## SOURCE EXTRACT
|---|

GHOSTS AND LEGENDS OF THE LAKE DISTRICT - Book review

 


The author J.A. Brooks has written a number of books similar to this one, covering the Cotswolds, London, Wales and even railway ghosts. My copy was published in 1988.

I’d picked up this slim volume (144pp) a while ago and since Jen and I were visiting the Lake District for the fourth or fifth time, it seemed appropriate to begin reading it, at last! Certainly, a number of familiar place-names cropped up.

Apparently, near Lindeth there was the Scout Dobbie, a headless woman who guarded a cave; often these scare stories were put about by smugglers and moonshiners to deter the inquisitive and excise men. Here’s a quotation: ‘Dobbies are just one of the colloquial forms of ghost native to Cumbria. They were a comparatively friendly type of ghost (more of a household fairy or hobgoblin) compared with the more fearsome boggle or boggart…’ (p9).

‘When visible, a boggart was seen to be half man – the half spirit was his unseen self – no more than knee high, his face wizened, his neck scrawny like an old man’s, his arms thin, his legs looking incapable of supporting his corpulent body. In bad mood his face was contorted as in a rage: when indulging in pranks he grinned with impish glee; in good mood his mien was benevolent’ (p11).

The above two passages rang bells with me, having read J.K. Rowling’s Harry Potter series of books and watched the movies! Bringing to mind the house-elf Dobbie. One of the references Brooks refers to is The Folklore of the Lake District by Marjorie Rowling…

Apparently, ‘early in the Middle Ages the last wolf was killed in the Lake District’ (p29). Needless to say, there is a legend involving a Sir John Harrington, a wolf terrorising the Cartmel district, and Adela, a young girl, would be promised to him if he could slay the animal.

In June 1921 a Londoner named Crump set out to walk from Coniston to Wasdale Head. Lost in mist, he fell, badly hurt and ended up trapped in Piers Gill, a great chasm. As chance would have it, a climber found him some twenty days later. He had survived on a small piece of gingerbread and a sandwich, and trickles of water; (p47). I include this snippet simply because Melvyn Bragg uses the name Crump in his novel The Maid of Buttermere! (qv).

|---|

## EXCERPTED RECORDS
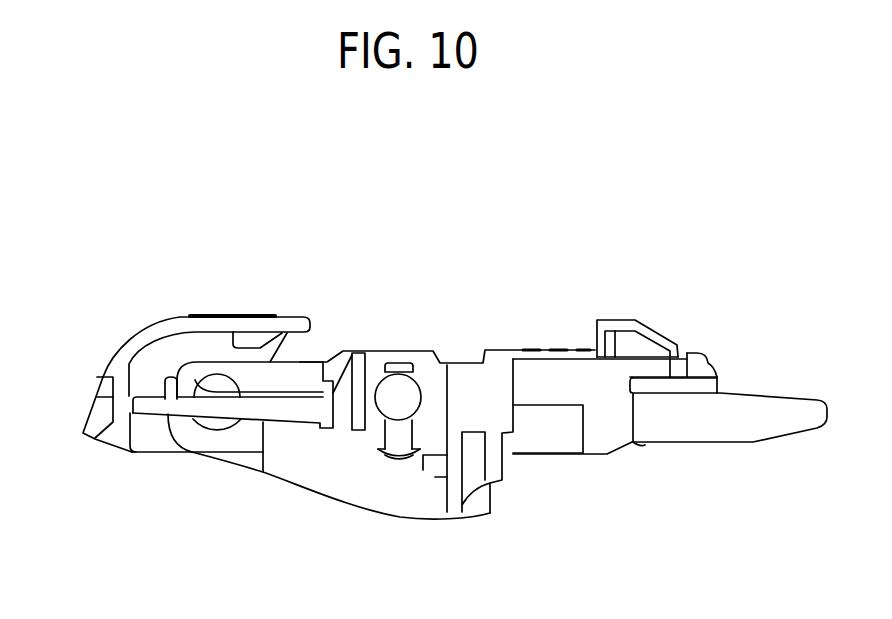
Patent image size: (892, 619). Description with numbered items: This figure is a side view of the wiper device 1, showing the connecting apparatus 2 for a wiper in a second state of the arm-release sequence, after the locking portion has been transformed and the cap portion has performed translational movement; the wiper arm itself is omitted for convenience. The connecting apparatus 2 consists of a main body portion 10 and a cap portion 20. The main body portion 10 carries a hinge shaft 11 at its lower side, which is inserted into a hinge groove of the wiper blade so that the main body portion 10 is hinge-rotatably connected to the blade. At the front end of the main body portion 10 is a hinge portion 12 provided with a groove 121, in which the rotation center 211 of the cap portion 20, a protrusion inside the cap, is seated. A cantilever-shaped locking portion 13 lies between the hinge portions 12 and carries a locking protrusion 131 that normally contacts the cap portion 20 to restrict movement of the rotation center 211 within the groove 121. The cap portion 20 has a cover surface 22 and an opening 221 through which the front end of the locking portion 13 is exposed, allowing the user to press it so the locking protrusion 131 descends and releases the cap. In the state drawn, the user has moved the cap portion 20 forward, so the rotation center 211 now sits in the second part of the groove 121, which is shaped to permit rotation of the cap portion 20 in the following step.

|---|

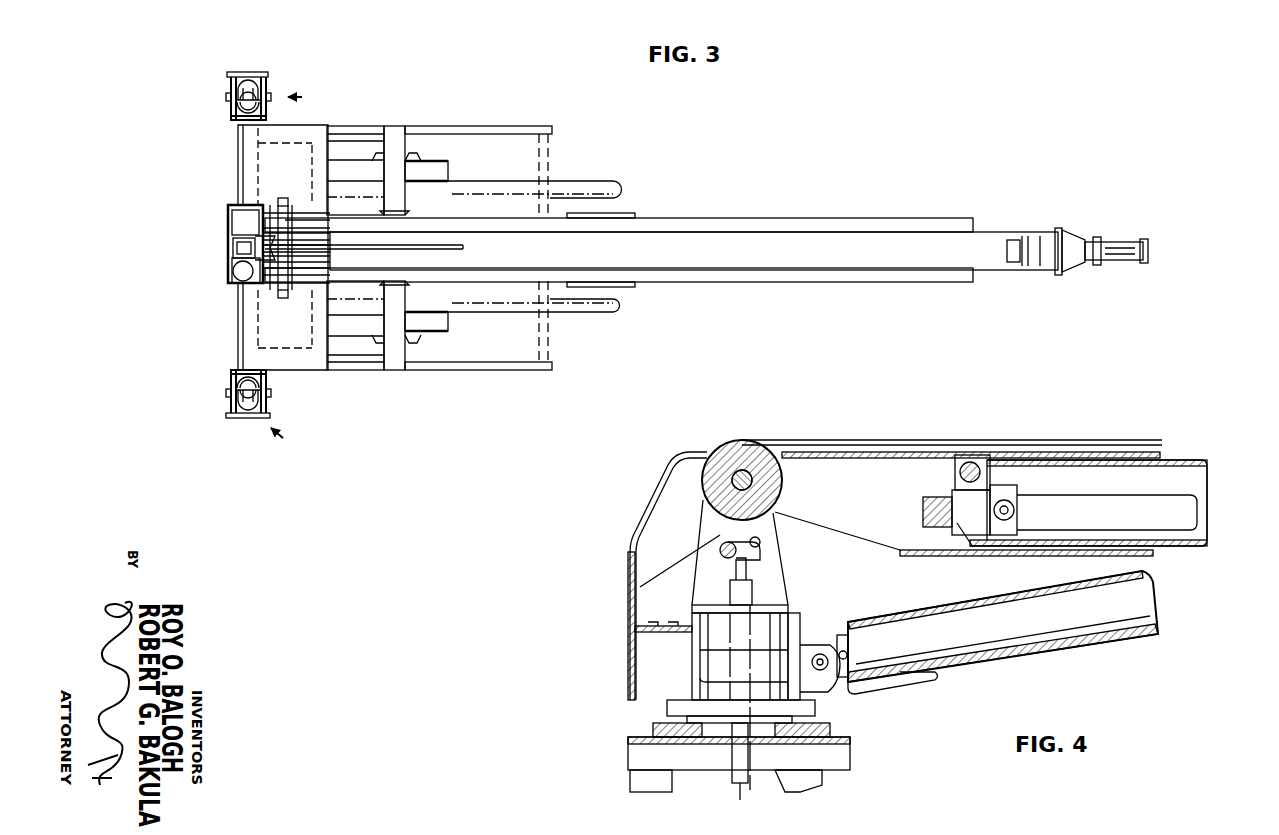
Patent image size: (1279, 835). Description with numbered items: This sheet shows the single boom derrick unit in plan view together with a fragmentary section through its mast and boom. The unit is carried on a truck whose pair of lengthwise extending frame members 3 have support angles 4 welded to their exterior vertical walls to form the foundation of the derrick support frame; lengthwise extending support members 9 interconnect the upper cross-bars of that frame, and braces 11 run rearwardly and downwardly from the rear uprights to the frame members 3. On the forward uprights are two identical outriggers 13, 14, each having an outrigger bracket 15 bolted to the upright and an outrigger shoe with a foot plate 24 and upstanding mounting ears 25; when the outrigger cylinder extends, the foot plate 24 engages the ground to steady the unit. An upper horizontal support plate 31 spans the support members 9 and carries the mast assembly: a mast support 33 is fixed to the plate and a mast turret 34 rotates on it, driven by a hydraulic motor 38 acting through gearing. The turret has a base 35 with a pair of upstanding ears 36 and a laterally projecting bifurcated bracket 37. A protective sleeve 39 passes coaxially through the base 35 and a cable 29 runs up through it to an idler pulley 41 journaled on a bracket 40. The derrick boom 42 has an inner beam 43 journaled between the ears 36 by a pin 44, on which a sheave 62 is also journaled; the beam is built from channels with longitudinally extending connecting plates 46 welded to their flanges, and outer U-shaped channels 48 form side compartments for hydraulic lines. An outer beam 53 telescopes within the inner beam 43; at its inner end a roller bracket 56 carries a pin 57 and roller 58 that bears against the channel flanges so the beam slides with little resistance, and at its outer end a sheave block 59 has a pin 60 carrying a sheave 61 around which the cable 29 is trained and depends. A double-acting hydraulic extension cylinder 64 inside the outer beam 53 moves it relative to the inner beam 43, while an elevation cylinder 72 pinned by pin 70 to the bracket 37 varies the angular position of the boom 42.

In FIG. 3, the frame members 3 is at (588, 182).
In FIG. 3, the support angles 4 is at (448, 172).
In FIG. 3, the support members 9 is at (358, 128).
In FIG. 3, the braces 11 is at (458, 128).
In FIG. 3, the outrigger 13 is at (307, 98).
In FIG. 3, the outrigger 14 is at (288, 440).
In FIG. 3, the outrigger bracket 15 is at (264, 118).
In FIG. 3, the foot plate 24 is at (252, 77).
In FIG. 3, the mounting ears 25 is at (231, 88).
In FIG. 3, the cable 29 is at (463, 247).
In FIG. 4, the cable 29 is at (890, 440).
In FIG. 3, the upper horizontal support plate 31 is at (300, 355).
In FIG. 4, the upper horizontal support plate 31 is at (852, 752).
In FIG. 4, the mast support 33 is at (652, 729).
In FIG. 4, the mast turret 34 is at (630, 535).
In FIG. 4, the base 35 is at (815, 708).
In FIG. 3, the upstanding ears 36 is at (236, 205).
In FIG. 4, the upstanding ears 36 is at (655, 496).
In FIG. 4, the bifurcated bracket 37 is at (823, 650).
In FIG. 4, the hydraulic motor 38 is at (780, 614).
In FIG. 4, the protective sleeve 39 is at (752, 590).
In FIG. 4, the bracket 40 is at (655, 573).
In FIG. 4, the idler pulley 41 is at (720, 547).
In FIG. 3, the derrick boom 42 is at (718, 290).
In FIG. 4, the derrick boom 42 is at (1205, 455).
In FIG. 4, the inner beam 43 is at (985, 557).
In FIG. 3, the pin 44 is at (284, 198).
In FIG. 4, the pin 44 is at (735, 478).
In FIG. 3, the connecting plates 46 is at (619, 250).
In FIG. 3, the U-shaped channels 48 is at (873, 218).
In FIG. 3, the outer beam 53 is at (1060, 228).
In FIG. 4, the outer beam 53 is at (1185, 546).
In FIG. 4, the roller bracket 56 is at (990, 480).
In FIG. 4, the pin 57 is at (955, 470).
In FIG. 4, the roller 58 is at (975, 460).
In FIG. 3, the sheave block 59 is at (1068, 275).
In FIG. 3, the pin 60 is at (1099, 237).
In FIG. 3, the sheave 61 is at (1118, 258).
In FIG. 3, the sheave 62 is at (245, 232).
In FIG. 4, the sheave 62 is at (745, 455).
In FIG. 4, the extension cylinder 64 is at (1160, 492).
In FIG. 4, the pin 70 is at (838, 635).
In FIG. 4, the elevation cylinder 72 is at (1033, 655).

|---|

Condense the book review's paragraph that begins "In June 1921 a Londoner" into no more than three sentences, keeping its main facts.

## RESULT
In June 1921, a Londoner named Crump got lost in mist while walking from Coniston to Wasdale Head, fell, and ended up badly hurt and trapped in Piers Gill, a great chasm. A climber found him some twenty days later, and he had survived on a small piece of gingerbread, a sandwich, and trickles of water. The reviewer includes this because Melvyn Bragg uses the name Crump in his novel The Maid of Buttermere.